「- Text: 17228P: 17228P: [375, 157, 403, 167]」を含む行から始めて「- Circle shape: [92, 35, 108, 51]」を含む行までを両端も含めて取り出し、列名を「番号」と「行」とするMarkdownの表に書き直せ。空行は除き、この範囲の行だけを表に入れること。
= = = = = = =
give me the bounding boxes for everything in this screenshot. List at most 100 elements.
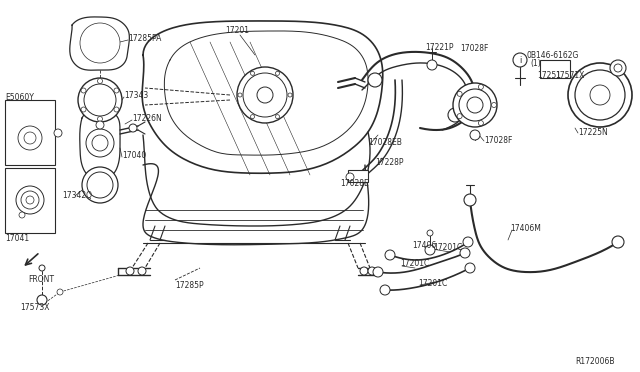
- Text: 17228P: 17228P: [375, 157, 403, 167]
- Circle shape: [26, 196, 34, 204]
- Text: 17343: 17343: [124, 90, 148, 99]
- Text: 17028EB: 17028EB: [368, 138, 402, 147]
- Text: 17571X: 17571X: [555, 71, 584, 80]
- Circle shape: [39, 265, 45, 271]
- Circle shape: [250, 71, 255, 76]
- Circle shape: [126, 267, 134, 275]
- Circle shape: [257, 87, 273, 103]
- Text: 17285P: 17285P: [175, 280, 204, 289]
- Circle shape: [81, 88, 86, 93]
- Circle shape: [78, 78, 122, 122]
- Circle shape: [238, 93, 242, 97]
- Circle shape: [460, 248, 470, 258]
- Circle shape: [54, 129, 62, 137]
- Circle shape: [138, 267, 146, 275]
- Circle shape: [21, 191, 39, 209]
- Circle shape: [24, 132, 36, 144]
- Circle shape: [612, 236, 624, 248]
- Text: 17342Q: 17342Q: [62, 190, 92, 199]
- Circle shape: [275, 115, 280, 119]
- Text: FRONT: FRONT: [28, 276, 54, 285]
- Circle shape: [513, 53, 527, 67]
- Circle shape: [86, 29, 114, 57]
- Text: R172006B: R172006B: [575, 357, 614, 366]
- Text: 17221P: 17221P: [425, 42, 454, 51]
- Circle shape: [568, 63, 632, 127]
- Circle shape: [425, 245, 435, 255]
- Circle shape: [114, 107, 119, 112]
- Bar: [5, 168, 55, 233]
- Circle shape: [114, 88, 119, 93]
- Circle shape: [380, 285, 390, 295]
- Bar: [5, 100, 55, 165]
- Circle shape: [81, 107, 86, 112]
- Circle shape: [360, 267, 368, 275]
- Text: 17201C: 17201C: [418, 279, 447, 288]
- Text: 17041: 17041: [5, 234, 29, 243]
- Circle shape: [590, 85, 610, 105]
- Circle shape: [92, 35, 108, 51]
- Text: 17201C: 17201C: [400, 260, 429, 269]
- Circle shape: [478, 84, 483, 89]
- Text: 17028F: 17028F: [460, 44, 488, 52]
- Text: (1): (1): [530, 58, 541, 67]
- Circle shape: [275, 71, 280, 76]
- Circle shape: [237, 67, 293, 123]
- Circle shape: [19, 212, 25, 218]
- Circle shape: [467, 97, 483, 113]
- Text: 17201: 17201: [225, 26, 249, 35]
- Circle shape: [457, 114, 462, 119]
- Circle shape: [368, 267, 376, 275]
- Circle shape: [373, 267, 383, 277]
- Circle shape: [492, 103, 497, 108]
- Circle shape: [18, 126, 42, 150]
- Circle shape: [16, 186, 44, 214]
- Circle shape: [92, 135, 108, 151]
- Text: 17285PA: 17285PA: [128, 33, 161, 42]
- Circle shape: [346, 173, 354, 181]
- Text: 17225N: 17225N: [578, 128, 608, 137]
- Bar: [540, 60, 570, 78]
- Circle shape: [465, 263, 475, 273]
- Circle shape: [80, 23, 120, 63]
- Circle shape: [37, 295, 47, 305]
- Circle shape: [457, 92, 462, 96]
- Circle shape: [427, 230, 433, 236]
- Text: 17040: 17040: [122, 151, 147, 160]
- Circle shape: [97, 78, 102, 83]
- Text: 17201C: 17201C: [433, 243, 462, 251]
- Circle shape: [96, 121, 104, 129]
- Text: 17251: 17251: [537, 71, 561, 80]
- Circle shape: [368, 73, 382, 87]
- Circle shape: [610, 60, 626, 76]
- Circle shape: [575, 70, 625, 120]
- Circle shape: [57, 289, 63, 295]
- Circle shape: [250, 115, 255, 119]
- Text: 17028F: 17028F: [484, 135, 513, 144]
- Circle shape: [448, 108, 462, 122]
- Circle shape: [463, 237, 473, 247]
- Circle shape: [82, 167, 118, 203]
- Circle shape: [86, 129, 114, 157]
- Circle shape: [97, 116, 102, 122]
- Circle shape: [427, 60, 437, 70]
- Circle shape: [459, 89, 491, 121]
- Text: 17226N: 17226N: [132, 113, 162, 122]
- Circle shape: [129, 124, 137, 132]
- Circle shape: [453, 83, 497, 127]
- Circle shape: [87, 172, 113, 198]
- Text: i: i: [519, 55, 521, 64]
- Text: 17406M: 17406M: [510, 224, 541, 232]
- Circle shape: [288, 93, 292, 97]
- Circle shape: [84, 84, 116, 116]
- Bar: [348, 170, 368, 182]
- Circle shape: [614, 64, 622, 72]
- Text: 17028E: 17028E: [340, 179, 369, 187]
- Text: E5060Y: E5060Y: [5, 93, 34, 102]
- Circle shape: [464, 194, 476, 206]
- Circle shape: [478, 121, 483, 126]
- Text: 0B146-6162G: 0B146-6162G: [527, 51, 579, 60]
- Text: 17406: 17406: [412, 241, 436, 250]
- Circle shape: [385, 250, 395, 260]
- Text: 17573X: 17573X: [20, 304, 49, 312]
= = = = = = =
▶ [問題の解答]
| 番号 | 行 |
|---|---|
| 1 | - Text: 17228P: 17228P: [375, 157, 403, 167] |
| 2 | - Circle shape: [26, 196, 34, 204] |
| 3 | - Text: 17343: 17343: [124, 90, 148, 99] |
| 4 | - Text: 17028EB: 17028EB: [368, 138, 402, 147] |
| 5 | - Text: 17571X: 17571X: [555, 71, 584, 80] |
| 6 | - Circle shape: [39, 265, 45, 271] |
| 7 | - Circle shape: [250, 71, 255, 76] |
| 8 | - Circle shape: [126, 267, 134, 275] |
| 9 | - Circle shape: [257, 87, 273, 103] |
| 10 | - Text: 17285P: 17285P: [175, 280, 204, 289] |
| 11 | - Circle shape: [81, 88, 86, 93] |
| 12 | - Circle shape: [78, 78, 122, 122] |
| 13 | - Circle shape: [238, 93, 242, 97] |
| 14 | - Circle shape: [460, 248, 470, 258] |
| 15 | - Circle shape: [54, 129, 62, 137] |
| 16 | - Circle shape: [138, 267, 146, 275] |
| 17 | - Circle shape: [21, 191, 39, 209] |
| 18 | - Circle shape: [24, 132, 36, 144] |
| 19 | - Circle shape: [612, 236, 624, 248] |
| 20 | - Text: 17342Q: 17342Q: [62, 190, 92, 199] |
| 21 | - Circle shape: [275, 115, 280, 119] |
| 22 | - Text: FRONT: FRONT: [28, 276, 54, 285] |
| 23 | - Circle shape: [513, 53, 527, 67] |
| 24 | - Circle shape: [86, 29, 114, 57] |
| 25 | - Text: R172006B: R172006B: [575, 357, 614, 366] |
| 26 | - Text: 17221P: 17221P: [425, 42, 454, 51] |
| 27 | - Circle shape: [568, 63, 632, 127] |
| 28 | - Circle shape: [425, 245, 435, 255] |
| 29 | - Circle shape: [114, 107, 119, 112] |
| 30 | - Bar: [5, 168, 55, 233] |
| 31 | - Circle shape: [114, 88, 119, 93] |
| 32 | - Circle shape: [380, 285, 390, 295] |
| 33 | - Bar: [5, 100, 55, 165] |
| 34 | - Circle shape: [81, 107, 86, 112] |
| 35 | - Circle shape: [360, 267, 368, 275] |
| 36 | - Text: 17201C: 17201C: [418, 279, 447, 288] |
| 37 | - Text: 17041: 17041: [5, 234, 29, 243] |
| 38 | - Circle shape: [590, 85, 610, 105] |
| 39 | - Circle shape: [92, 35, 108, 51] |